# The request:
Write out all the data again, exactly as it stands.

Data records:
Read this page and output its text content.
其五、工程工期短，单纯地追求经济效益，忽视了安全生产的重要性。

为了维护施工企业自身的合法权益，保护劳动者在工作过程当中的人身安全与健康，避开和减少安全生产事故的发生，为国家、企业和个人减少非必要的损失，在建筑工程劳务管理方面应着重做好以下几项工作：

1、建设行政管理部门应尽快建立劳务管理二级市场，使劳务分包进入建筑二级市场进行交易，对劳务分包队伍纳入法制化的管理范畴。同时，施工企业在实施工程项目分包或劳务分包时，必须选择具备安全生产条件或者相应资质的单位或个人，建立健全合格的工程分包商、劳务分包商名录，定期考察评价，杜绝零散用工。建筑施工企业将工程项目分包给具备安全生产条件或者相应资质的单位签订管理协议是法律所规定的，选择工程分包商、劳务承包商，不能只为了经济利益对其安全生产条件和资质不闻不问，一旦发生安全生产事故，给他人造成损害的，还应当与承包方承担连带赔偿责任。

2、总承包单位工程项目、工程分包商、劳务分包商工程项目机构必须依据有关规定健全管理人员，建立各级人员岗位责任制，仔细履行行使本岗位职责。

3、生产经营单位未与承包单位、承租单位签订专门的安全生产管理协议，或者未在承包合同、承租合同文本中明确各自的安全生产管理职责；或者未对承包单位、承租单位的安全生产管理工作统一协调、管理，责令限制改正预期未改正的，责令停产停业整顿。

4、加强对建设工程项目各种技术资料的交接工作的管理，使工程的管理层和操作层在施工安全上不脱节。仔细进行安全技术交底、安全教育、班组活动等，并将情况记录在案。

# Task response:
Read this page and output its text content.
其五、工程工期短，单纯地追求经济效益，忽视了安全生产的重要性。

为了维护施工企业自身的合法权益，保护劳动者在工作过程当中的人身安全与健康，避开和减少安全生产事故的发生，为国家、企业和个人减少非必要的损失，在建筑工程劳务管理方面应着重做好以下几项工作：

1、建设行政管理部门应尽快建立劳务管理二级市场，使劳务分包进入建筑二级市场进行交易，对劳务分包队伍纳入法制化的管理范畴。同时，施工企业在实施工程项目分包或劳务分包时，必须选择具备安全生产条件或者相应资质的单位或个人，建立健全合格的工程分包商、劳务分包商名录，定期考察评价，杜绝零散用工。建筑施工企业将工程项目分包给具备安全生产条件或者相应资质的单位签订管理协议是法律所规定的，选择工程分包商、劳务承包商，不能只为了经济利益对其安全生产条件和资质不闻不问，一旦发生安全生产事故，给他人造成损害的，还应当与承包方承担连带赔偿责任。

2、总承包单位工程项目、工程分包商、劳务分包商工程项目机构必须依据有关规定健全管理人员，建立各级人员岗位责任制，仔细履行行使本岗位职责。

3、生产经营单位未与承包单位、承租单位签订专门的安全生产管理协议，或者未在承包合同、承租合同文本中明确各自的安全生产管理职责；或者未对承包单位、承租单位的安全生产管理工作统一协调、管理，责令限制改正预期未改正的，责令停产停业整顿。

4、加强对建设工程项目各种技术资料的交接工作的管理，使工程的管理层和操作层在施工安全上不脱节。仔细进行安全技术交底、安全教育、班组活动等，并将情况记录在案。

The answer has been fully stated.